(Collected data entries)
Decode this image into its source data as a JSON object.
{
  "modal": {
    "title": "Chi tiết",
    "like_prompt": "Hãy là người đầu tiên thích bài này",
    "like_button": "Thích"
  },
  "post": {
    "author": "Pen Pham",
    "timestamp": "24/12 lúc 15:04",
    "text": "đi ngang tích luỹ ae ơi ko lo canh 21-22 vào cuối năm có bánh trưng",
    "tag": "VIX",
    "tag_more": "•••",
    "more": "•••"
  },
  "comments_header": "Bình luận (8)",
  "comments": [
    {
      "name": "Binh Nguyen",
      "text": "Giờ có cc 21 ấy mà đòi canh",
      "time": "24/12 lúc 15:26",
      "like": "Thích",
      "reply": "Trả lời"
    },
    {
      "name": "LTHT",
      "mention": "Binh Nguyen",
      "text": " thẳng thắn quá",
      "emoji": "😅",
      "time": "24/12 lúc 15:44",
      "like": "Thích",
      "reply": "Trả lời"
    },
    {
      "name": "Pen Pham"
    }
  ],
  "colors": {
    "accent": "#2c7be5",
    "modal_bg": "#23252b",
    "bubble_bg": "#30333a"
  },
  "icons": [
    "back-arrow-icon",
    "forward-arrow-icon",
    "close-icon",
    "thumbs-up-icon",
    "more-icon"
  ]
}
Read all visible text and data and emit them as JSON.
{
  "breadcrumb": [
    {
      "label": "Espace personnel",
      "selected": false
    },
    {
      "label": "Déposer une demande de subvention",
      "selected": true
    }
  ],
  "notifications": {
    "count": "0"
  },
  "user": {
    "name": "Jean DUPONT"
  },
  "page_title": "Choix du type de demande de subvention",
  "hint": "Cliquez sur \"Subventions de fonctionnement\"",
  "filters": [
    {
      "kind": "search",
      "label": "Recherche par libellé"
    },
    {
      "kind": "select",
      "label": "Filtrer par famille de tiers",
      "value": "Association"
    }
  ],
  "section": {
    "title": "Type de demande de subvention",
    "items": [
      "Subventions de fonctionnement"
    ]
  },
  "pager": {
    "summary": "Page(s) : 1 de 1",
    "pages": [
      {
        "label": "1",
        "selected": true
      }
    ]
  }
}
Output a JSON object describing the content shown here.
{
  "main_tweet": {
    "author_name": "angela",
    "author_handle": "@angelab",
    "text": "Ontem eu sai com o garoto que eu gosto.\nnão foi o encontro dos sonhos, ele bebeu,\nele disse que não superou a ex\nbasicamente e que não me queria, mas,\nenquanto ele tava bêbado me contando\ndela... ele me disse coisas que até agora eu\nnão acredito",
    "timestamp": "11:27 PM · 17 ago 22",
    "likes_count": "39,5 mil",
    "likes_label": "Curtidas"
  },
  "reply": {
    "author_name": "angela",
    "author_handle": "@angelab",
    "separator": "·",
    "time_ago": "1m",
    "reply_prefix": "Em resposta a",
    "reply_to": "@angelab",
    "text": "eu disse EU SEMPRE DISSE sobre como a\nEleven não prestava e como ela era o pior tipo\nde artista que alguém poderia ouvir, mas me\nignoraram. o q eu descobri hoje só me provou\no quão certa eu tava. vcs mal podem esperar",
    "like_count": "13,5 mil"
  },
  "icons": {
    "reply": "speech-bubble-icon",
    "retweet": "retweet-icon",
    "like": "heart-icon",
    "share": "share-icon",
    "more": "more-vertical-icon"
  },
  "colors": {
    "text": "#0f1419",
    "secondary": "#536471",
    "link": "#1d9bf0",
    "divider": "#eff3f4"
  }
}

The problem:
Transcribe each entry precisely, missing none.

Solution for this problem:
Decode this image into its source data as a JSON object.
{
  "modal": {
    "title": "Chi tiết",
    "like_prompt": "Hãy là người đầu tiên thích bài này",
    "like_button": "Thích"
  },
  "post": {
    "author": "Pen Pham",
    "timestamp": "24/12 lúc 15:04",
    "text": "đi ngang tích luỹ ae ơi ko lo canh 21-22 vào cuối năm có bánh trưng",
    "tag": "VIX",
    "tag_more": "•••",
    "more": "•••"
  },
  "comments_header": "Bình luận (8)",
  "comments": [
    {
      "name": "Binh Nguyen",
      "text": "Giờ có cc 21 ấy mà đòi canh",
      "time": "24/12 lúc 15:26",
      "like": "Thích",
      "reply": "Trả lời"
    },
    {
      "name": "LTHT",
      "mention": "Binh Nguyen",
      "text": " thẳng thắn quá",
      "emoji": "😅",
      "time": "24/12 lúc 15:44",
      "like": "Thích",
      "reply": "Trả lời"
    },
    {
      "name": "Pen Pham"
    }
  ],
  "colors": {
    "accent": "#2c7be5",
    "modal_bg": "#23252b",
    "bubble_bg": "#30333a"
  },
  "icons": [
    "back-arrow-icon",
    "forward-arrow-icon",
    "close-icon",
    "thumbs-up-icon",
    "more-icon"
  ]
}
Read all visible text and data and emit them as JSON.
{
  "breadcrumb": [
    {
      "label": "Espace personnel",
      "selected": false
    },
    {
      "label": "Déposer une demande de subvention",
      "selected": true
    }
  ],
  "notifications": {
    "count": "0"
  },
  "user": {
    "name": "Jean DUPONT"
  },
  "page_title": "Choix du type de demande de subvention",
  "hint": "Cliquez sur \"Subventions de fonctionnement\"",
  "filters": [
    {
      "kind": "search",
      "label": "Recherche par libellé"
    },
    {
      "kind": "select",
      "label": "Filtrer par famille de tiers",
      "value": "Association"
    }
  ],
  "section": {
    "title": "Type de demande de subvention",
    "items": [
      "Subventions de fonctionnement"
    ]
  },
  "pager": {
    "summary": "Page(s) : 1 de 1",
    "pages": [
      {
        "label": "1",
        "selected": true
      }
    ]
  }
}
Output a JSON object describing the content shown here.
{
  "main_tweet": {
    "author_name": "angela",
    "author_handle": "@angelab",
    "text": "Ontem eu sai com o garoto que eu gosto.\nnão foi o encontro dos sonhos, ele bebeu,\nele disse que não superou a ex\nbasicamente e que não me queria, mas,\nenquanto ele tava bêbado me contando\ndela... ele me disse coisas que até agora eu\nnão acredito",
    "timestamp": "11:27 PM · 17 ago 22",
    "likes_count": "39,5 mil",
    "likes_label": "Curtidas"
  },
  "reply": {
    "author_name": "angela",
    "author_handle": "@angelab",
    "separator": "·",
    "time_ago": "1m",
    "reply_prefix": "Em resposta a",
    "reply_to": "@angelab",
    "text": "eu disse EU SEMPRE DISSE sobre como a\nEleven não prestava e como ela era o pior tipo\nde artista que alguém poderia ouvir, mas me\nignoraram. o q eu descobri hoje só me provou\no quão certa eu tava. vcs mal podem esperar",
    "like_count": "13,5 mil"
  },
  "icons": {
    "reply": "speech-bubble-icon",
    "retweet": "retweet-icon",
    "like": "heart-icon",
    "share": "share-icon",
    "more": "more-vertical-icon"
  },
  "colors": {
    "text": "#0f1419",
    "secondary": "#536471",
    "link": "#1d9bf0",
    "divider": "#eff3f4"
  }
}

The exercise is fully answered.